WORK INSTRUCTIONS.
Identify and reproduce every line holding the string "direction".

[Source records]
+ + + +
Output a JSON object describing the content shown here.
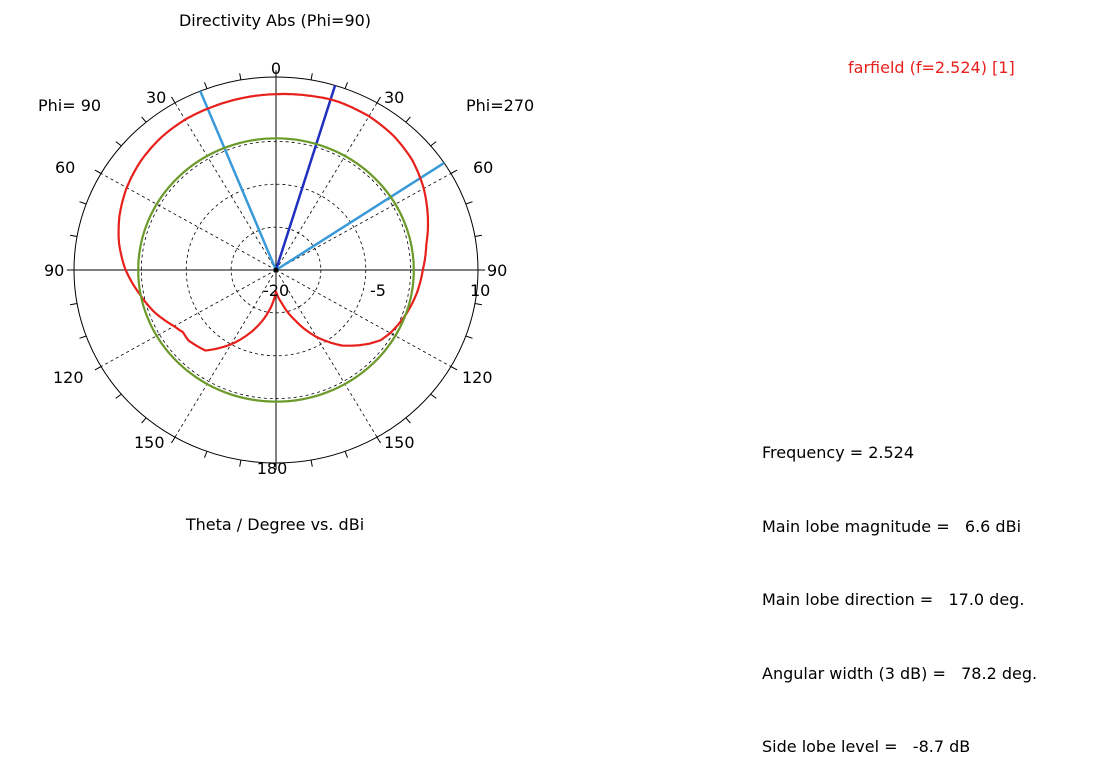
{
  "chart_data": {
    "type": "polar",
    "title": "Directivity Abs (Phi=90)",
    "xlabel": "Theta / Degree vs. dBi",
    "phi_left_label": "Phi= 90",
    "phi_right_label": "Phi=270",
    "angle_labels": {
      "top": "0",
      "upper_left": "30",
      "upper_right": "30",
      "mid_upper_left": "60",
      "mid_upper_right": "60",
      "left": "90",
      "right": "90",
      "lower_left": "120",
      "lower_right": "120",
      "bottom_left": "150",
      "bottom_right": "150",
      "bottom": "180"
    },
    "radial_tick_labels": [
      "-20",
      "-5",
      "10"
    ],
    "radial_range_db": [
      -35,
      10
    ],
    "grid": true,
    "legend": "top-right",
    "series": [
      {
        "name": "farfield (f=2.524) [1]",
        "color": "#e8201c",
        "theta_deg": [
          0,
          10,
          17,
          20,
          30,
          40,
          50,
          60,
          70,
          80,
          90,
          100,
          110,
          120,
          125,
          130,
          140,
          150,
          160,
          170,
          180,
          190,
          200,
          210,
          220,
          230,
          235,
          240,
          250,
          260,
          270,
          280,
          290,
          300,
          310,
          320,
          330,
          340,
          350
        ],
        "gain_dbi": [
          6.0,
          6.3,
          6.6,
          6.6,
          6.4,
          5.8,
          4.7,
          3.0,
          1.0,
          -1.0,
          -2.3,
          -3.2,
          -4.3,
          -5.6,
          -6.5,
          -8.2,
          -12.0,
          -17.0,
          -22.5,
          -27.0,
          -30.0,
          -25.0,
          -20.0,
          -15.0,
          -10.5,
          -9.5,
          -9.7,
          -8.8,
          -6.2,
          -4.0,
          -1.5,
          0.5,
          2.1,
          3.4,
          4.4,
          5.1,
          5.5,
          5.6,
          5.8
        ]
      },
      {
        "name": "reference circle",
        "color": "#6b9a2a",
        "constant_gain_dbi": -4.3
      }
    ],
    "markers": [
      {
        "name": "main lobe direction",
        "color": "#1f2fbf",
        "theta_deg": 17.0
      },
      {
        "name": "3 dB beamwidth boundary",
        "color": "#3a9ad9",
        "theta_deg": 56.3
      },
      {
        "name": "3 dB beamwidth boundary",
        "color": "#3a9ad9",
        "theta_deg": 338
      }
    ]
  },
  "legend": {
    "text": "farfield (f=2.524) [1]",
    "color": "#e8201c"
  },
  "stats": [
    "Frequency = 2.524",
    "Main lobe magnitude =   6.6 dBi",
    "Main lobe direction =   17.0 deg.",
    "Angular width (3 dB) =   78.2 deg.",
    "Side lobe level =   -8.7 dB"
  ]
}
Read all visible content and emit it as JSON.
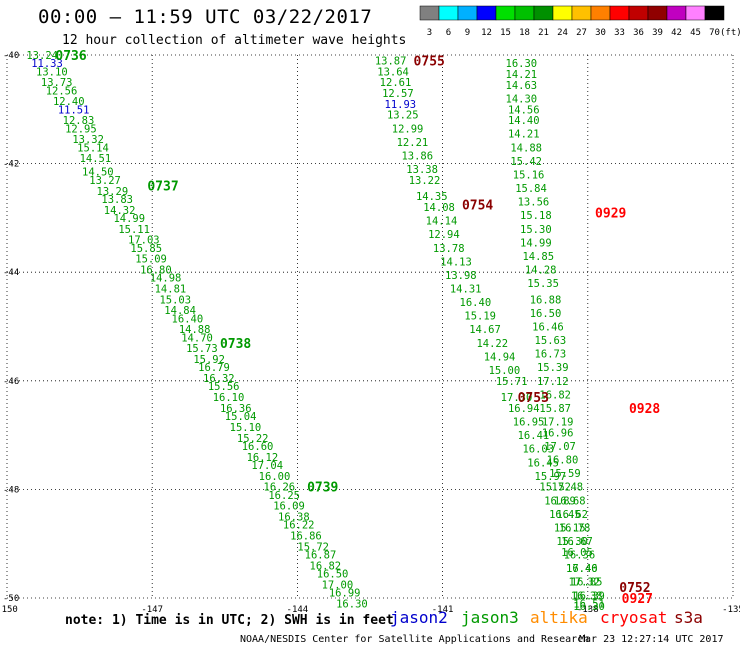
+ + + +
OUTPUT FOR THIS EXERCISE.
        "name": "main lobe direction",
    "Main lobe direction =   17.0 deg.",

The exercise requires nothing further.